DIRECTIONS ▸
Repeat the whole listing below, word for word.

◆ ◆ ◆ ◆

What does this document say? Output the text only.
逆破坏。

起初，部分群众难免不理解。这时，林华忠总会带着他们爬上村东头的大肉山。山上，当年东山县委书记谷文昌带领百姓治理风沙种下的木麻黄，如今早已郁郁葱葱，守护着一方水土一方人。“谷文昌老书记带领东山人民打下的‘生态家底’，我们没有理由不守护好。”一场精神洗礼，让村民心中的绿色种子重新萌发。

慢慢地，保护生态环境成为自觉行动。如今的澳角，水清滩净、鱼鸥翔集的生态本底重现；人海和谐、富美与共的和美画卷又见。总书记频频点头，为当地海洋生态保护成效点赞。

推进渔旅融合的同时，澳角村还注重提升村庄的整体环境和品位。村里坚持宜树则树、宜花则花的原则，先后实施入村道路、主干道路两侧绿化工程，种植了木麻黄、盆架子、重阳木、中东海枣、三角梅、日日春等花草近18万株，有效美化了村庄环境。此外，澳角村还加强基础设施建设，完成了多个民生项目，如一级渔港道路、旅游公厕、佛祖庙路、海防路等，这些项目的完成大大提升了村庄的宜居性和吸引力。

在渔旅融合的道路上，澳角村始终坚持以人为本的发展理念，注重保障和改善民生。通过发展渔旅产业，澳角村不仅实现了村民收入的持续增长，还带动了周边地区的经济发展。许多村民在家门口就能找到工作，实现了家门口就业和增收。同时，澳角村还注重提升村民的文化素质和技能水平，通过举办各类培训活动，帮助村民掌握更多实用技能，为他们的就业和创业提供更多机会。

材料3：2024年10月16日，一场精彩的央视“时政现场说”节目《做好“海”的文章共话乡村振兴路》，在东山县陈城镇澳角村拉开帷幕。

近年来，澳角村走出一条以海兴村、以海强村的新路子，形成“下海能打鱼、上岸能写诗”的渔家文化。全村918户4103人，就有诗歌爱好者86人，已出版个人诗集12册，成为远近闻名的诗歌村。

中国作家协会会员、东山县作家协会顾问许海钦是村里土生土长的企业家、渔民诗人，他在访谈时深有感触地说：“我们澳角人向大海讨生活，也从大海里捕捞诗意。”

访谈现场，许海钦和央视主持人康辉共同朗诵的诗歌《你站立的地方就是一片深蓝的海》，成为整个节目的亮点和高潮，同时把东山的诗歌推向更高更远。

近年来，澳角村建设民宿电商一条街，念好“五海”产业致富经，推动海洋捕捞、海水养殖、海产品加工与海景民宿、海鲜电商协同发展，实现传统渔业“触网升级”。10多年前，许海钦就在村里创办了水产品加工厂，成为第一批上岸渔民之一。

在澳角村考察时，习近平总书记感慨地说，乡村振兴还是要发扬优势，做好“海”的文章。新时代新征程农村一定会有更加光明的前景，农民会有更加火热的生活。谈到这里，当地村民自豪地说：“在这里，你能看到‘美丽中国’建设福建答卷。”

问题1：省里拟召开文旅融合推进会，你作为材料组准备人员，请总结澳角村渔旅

◆ ◆ ◆ ◆

SOLVED PROBLEM ▸
What does this document say? Output the text only.
逆破坏。

起初，部分群众难免不理解。这时，林华忠总会带着他们爬上村东头的大肉山。山上，当年东山县委书记谷文昌带领百姓治理风沙种下的木麻黄，如今早已郁郁葱葱，守护着一方水土一方人。“谷文昌老书记带领东山人民打下的‘生态家底’，我们没有理由不守护好。”一场精神洗礼，让村民心中的绿色种子重新萌发。

慢慢地，保护生态环境成为自觉行动。如今的澳角，水清滩净、鱼鸥翔集的生态本底重现；人海和谐、富美与共的和美画卷又见。总书记频频点头，为当地海洋生态保护成效点赞。

推进渔旅融合的同时，澳角村还注重提升村庄的整体环境和品位。村里坚持宜树则树、宜花则花的原则，先后实施入村道路、主干道路两侧绿化工程，种植了木麻黄、盆架子、重阳木、中东海枣、三角梅、日日春等花草近18万株，有效美化了村庄环境。此外，澳角村还加强基础设施建设，完成了多个民生项目，如一级渔港道路、旅游公厕、佛祖庙路、海防路等，这些项目的完成大大提升了村庄的宜居性和吸引力。

在渔旅融合的道路上，澳角村始终坚持以人为本的发展理念，注重保障和改善民生。通过发展渔旅产业，澳角村不仅实现了村民收入的持续增长，还带动了周边地区的经济发展。许多村民在家门口就能找到工作，实现了家门口就业和增收。同时，澳角村还注重提升村民的文化素质和技能水平，通过举办各类培训活动，帮助村民掌握更多实用技能，为他们的就业和创业提供更多机会。

材料3：2024年10月16日，一场精彩的央视“时政现场说”节目《做好“海”的文章共话乡村振兴路》，在东山县陈城镇澳角村拉开帷幕。

近年来，澳角村走出一条以海兴村、以海强村的新路子，形成“下海能打鱼、上岸能写诗”的渔家文化。全村918户4103人，就有诗歌爱好者86人，已出版个人诗集12册，成为远近闻名的诗歌村。

中国作家协会会员、东山县作家协会顾问许海钦是村里土生土长的企业家、渔民诗人，他在访谈时深有感触地说：“我们澳角人向大海讨生活，也从大海里捕捞诗意。”

访谈现场，许海钦和央视主持人康辉共同朗诵的诗歌《你站立的地方就是一片深蓝的海》，成为整个节目的亮点和高潮，同时把东山的诗歌推向更高更远。

近年来，澳角村建设民宿电商一条街，念好“五海”产业致富经，推动海洋捕捞、海水养殖、海产品加工与海景民宿、海鲜电商协同发展，实现传统渔业“触网升级”。10多年前，许海钦就在村里创办了水产品加工厂，成为第一批上岸渔民之一。

在澳角村考察时，习近平总书记感慨地说，乡村振兴还是要发扬优势，做好“海”的文章。新时代新征程农村一定会有更加光明的前景，农民会有更加火热的生活。谈到这里，当地村民自豪地说：“在这里，你能看到‘美丽中国’建设福建答卷。”

问题1：省里拟召开文旅融合推进会，你作为材料组准备人员，请总结澳角村渔旅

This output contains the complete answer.